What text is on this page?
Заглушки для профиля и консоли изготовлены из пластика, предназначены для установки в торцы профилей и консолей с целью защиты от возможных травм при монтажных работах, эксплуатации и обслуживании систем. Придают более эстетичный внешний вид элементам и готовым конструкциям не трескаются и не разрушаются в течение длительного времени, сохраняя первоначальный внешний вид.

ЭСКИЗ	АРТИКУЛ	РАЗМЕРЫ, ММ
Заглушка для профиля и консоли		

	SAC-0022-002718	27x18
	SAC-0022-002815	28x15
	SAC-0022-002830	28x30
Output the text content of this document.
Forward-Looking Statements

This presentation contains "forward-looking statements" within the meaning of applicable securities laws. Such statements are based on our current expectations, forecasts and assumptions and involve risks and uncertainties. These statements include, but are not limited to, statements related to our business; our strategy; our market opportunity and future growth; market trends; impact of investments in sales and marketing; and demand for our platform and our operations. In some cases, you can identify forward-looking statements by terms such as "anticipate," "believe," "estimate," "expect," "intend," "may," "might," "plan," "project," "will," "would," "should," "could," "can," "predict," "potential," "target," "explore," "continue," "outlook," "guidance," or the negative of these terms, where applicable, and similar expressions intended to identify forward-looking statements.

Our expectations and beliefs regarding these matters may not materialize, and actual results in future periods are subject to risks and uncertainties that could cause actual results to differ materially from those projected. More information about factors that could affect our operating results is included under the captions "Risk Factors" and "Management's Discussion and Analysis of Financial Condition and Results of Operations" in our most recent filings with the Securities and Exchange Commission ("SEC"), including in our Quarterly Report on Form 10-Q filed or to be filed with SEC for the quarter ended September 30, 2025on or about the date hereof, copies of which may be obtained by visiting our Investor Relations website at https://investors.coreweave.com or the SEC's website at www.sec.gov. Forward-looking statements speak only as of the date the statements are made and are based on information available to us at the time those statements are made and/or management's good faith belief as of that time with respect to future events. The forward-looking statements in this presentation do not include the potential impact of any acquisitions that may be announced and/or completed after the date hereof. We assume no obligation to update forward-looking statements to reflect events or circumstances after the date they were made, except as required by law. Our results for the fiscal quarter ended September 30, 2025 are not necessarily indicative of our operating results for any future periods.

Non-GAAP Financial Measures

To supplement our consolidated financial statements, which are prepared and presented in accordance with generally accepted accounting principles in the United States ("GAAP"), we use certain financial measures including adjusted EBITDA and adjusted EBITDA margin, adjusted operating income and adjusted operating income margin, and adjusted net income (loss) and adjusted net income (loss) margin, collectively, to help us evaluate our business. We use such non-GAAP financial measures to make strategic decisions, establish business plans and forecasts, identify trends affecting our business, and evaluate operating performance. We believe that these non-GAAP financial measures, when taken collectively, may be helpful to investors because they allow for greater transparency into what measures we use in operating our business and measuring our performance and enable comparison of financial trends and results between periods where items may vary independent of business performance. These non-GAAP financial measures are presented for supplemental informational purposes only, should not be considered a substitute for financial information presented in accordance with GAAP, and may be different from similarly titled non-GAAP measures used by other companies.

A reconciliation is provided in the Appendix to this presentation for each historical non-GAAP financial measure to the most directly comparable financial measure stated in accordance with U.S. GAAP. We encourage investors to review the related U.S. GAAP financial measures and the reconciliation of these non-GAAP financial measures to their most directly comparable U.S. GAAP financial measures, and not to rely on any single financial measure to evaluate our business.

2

* **EXERCISE BRIEF**
Copy out each record, keeping every word as it is.

* **EXERCISE ANSWER**
What text is on this page?
Заглушки для профиля и консоли изготовлены из пластика, предназначены для установки в торцы профилей и консолей с целью защиты от возможных травм при монтажных работах, эксплуатации и обслуживании систем. Придают более эстетичный внешний вид элементам и готовым конструкциям не трескаются и не разрушаются в течение длительного времени, сохраняя первоначальный внешний вид.

ЭСКИЗ	АРТИКУЛ	РАЗМЕРЫ, ММ
Заглушка для профиля и консоли		

	SAC-0022-002718	27x18
	SAC-0022-002815	28x15
	SAC-0022-002830	28x30
Output the text content of this document.
Forward-Looking Statements

This presentation contains "forward-looking statements" within the meaning of applicable securities laws. Such statements are based on our current expectations, forecasts and assumptions and involve risks and uncertainties. These statements include, but are not limited to, statements related to our business; our strategy; our market opportunity and future growth; market trends; impact of investments in sales and marketing; and demand for our platform and our operations. In some cases, you can identify forward-looking statements by terms such as "anticipate," "believe," "estimate," "expect," "intend," "may," "might," "plan," "project," "will," "would," "should," "could," "can," "predict," "potential," "target," "explore," "continue," "outlook," "guidance," or the negative of these terms, where applicable, and similar expressions intended to identify forward-looking statements.

Our expectations and beliefs regarding these matters may not materialize, and actual results in future periods are subject to risks and uncertainties that could cause actual results to differ materially from those projected. More information about factors that could affect our operating results is included under the captions "Risk Factors" and "Management's Discussion and Analysis of Financial Condition and Results of Operations" in our most recent filings with the Securities and Exchange Commission ("SEC"), including in our Quarterly Report on Form 10-Q filed or to be filed with SEC for the quarter ended September 30, 2025on or about the date hereof, copies of which may be obtained by visiting our Investor Relations website at https://investors.coreweave.com or the SEC's website at www.sec.gov. Forward-looking statements speak only as of the date the statements are made and are based on information available to us at the time those statements are made and/or management's good faith belief as of that time with respect to future events. The forward-looking statements in this presentation do not include the potential impact of any acquisitions that may be announced and/or completed after the date hereof. We assume no obligation to update forward-looking statements to reflect events or circumstances after the date they were made, except as required by law. Our results for the fiscal quarter ended September 30, 2025 are not necessarily indicative of our operating results for any future periods.

Non-GAAP Financial Measures

To supplement our consolidated financial statements, which are prepared and presented in accordance with generally accepted accounting principles in the United States ("GAAP"), we use certain financial measures including adjusted EBITDA and adjusted EBITDA margin, adjusted operating income and adjusted operating income margin, and adjusted net income (loss) and adjusted net income (loss) margin, collectively, to help us evaluate our business. We use such non-GAAP financial measures to make strategic decisions, establish business plans and forecasts, identify trends affecting our business, and evaluate operating performance. We believe that these non-GAAP financial measures, when taken collectively, may be helpful to investors because they allow for greater transparency into what measures we use in operating our business and measuring our performance and enable comparison of financial trends and results between periods where items may vary independent of business performance. These non-GAAP financial measures are presented for supplemental informational purposes only, should not be considered a substitute for financial information presented in accordance with GAAP, and may be different from similarly titled non-GAAP measures used by other companies.

A reconciliation is provided in the Appendix to this presentation for each historical non-GAAP financial measure to the most directly comparable financial measure stated in accordance with U.S. GAAP. We encourage investors to review the related U.S. GAAP financial measures and the reconciliation of these non-GAAP financial measures to their most directly comparable U.S. GAAP financial measures, and not to rely on any single financial measure to evaluate our business.

2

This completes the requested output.